Dataset records:
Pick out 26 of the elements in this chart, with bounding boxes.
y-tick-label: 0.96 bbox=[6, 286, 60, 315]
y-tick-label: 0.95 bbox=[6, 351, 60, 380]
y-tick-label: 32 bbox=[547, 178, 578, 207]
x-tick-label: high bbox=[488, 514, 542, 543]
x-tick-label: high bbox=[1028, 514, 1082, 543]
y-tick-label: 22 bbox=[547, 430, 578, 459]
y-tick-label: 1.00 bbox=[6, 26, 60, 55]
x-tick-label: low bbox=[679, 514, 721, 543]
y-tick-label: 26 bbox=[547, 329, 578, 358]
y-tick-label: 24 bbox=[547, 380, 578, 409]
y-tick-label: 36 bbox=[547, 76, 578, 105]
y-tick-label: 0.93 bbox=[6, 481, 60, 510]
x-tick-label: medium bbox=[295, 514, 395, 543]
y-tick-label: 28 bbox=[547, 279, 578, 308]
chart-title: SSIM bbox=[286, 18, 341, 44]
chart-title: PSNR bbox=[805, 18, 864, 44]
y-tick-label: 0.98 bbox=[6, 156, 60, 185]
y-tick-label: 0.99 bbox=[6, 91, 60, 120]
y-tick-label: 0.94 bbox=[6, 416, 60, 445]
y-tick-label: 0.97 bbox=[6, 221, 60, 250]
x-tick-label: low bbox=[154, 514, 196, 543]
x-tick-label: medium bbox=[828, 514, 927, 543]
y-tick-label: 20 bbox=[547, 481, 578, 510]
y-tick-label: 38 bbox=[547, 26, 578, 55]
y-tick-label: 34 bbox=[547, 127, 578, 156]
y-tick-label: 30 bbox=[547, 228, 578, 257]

* _EXERCISE GOAL_
Convert every line of the listing above into a numbered list, omitting any blank lines.

* _EXPECTED OUTPUT_
1. Pick out 26 of the elements in this chart, with bounding boxes.
2. y-tick-label: 0.96 bbox=[6, 286, 60, 315]
3. y-tick-label: 0.95 bbox=[6, 351, 60, 380]
4. y-tick-label: 32 bbox=[547, 178, 578, 207]
5. x-tick-label: high bbox=[488, 514, 542, 543]
6. x-tick-label: high bbox=[1028, 514, 1082, 543]
7. y-tick-label: 22 bbox=[547, 430, 578, 459]
8. y-tick-label: 1.00 bbox=[6, 26, 60, 55]
9. x-tick-label: low bbox=[679, 514, 721, 543]
10. y-tick-label: 26 bbox=[547, 329, 578, 358]
11. y-tick-label: 24 bbox=[547, 380, 578, 409]
12. y-tick-label: 36 bbox=[547, 76, 578, 105]
13. y-tick-label: 0.93 bbox=[6, 481, 60, 510]
14. x-tick-label: medium bbox=[295, 514, 395, 543]
15. y-tick-label: 28 bbox=[547, 279, 578, 308]
16. chart-title: SSIM bbox=[286, 18, 341, 44]
17. chart-title: PSNR bbox=[805, 18, 864, 44]
18. y-tick-label: 0.98 bbox=[6, 156, 60, 185]
19. y-tick-label: 0.99 bbox=[6, 91, 60, 120]
20. y-tick-label: 0.94 bbox=[6, 416, 60, 445]
21. y-tick-label: 0.97 bbox=[6, 221, 60, 250]
22. x-tick-label: low bbox=[154, 514, 196, 543]
23. x-tick-label: medium bbox=[828, 514, 927, 543]
24. y-tick-label: 20 bbox=[547, 481, 578, 510]
25. y-tick-label: 38 bbox=[547, 26, 578, 55]
26. y-tick-label: 34 bbox=[547, 127, 578, 156]
27. y-tick-label: 30 bbox=[547, 228, 578, 257]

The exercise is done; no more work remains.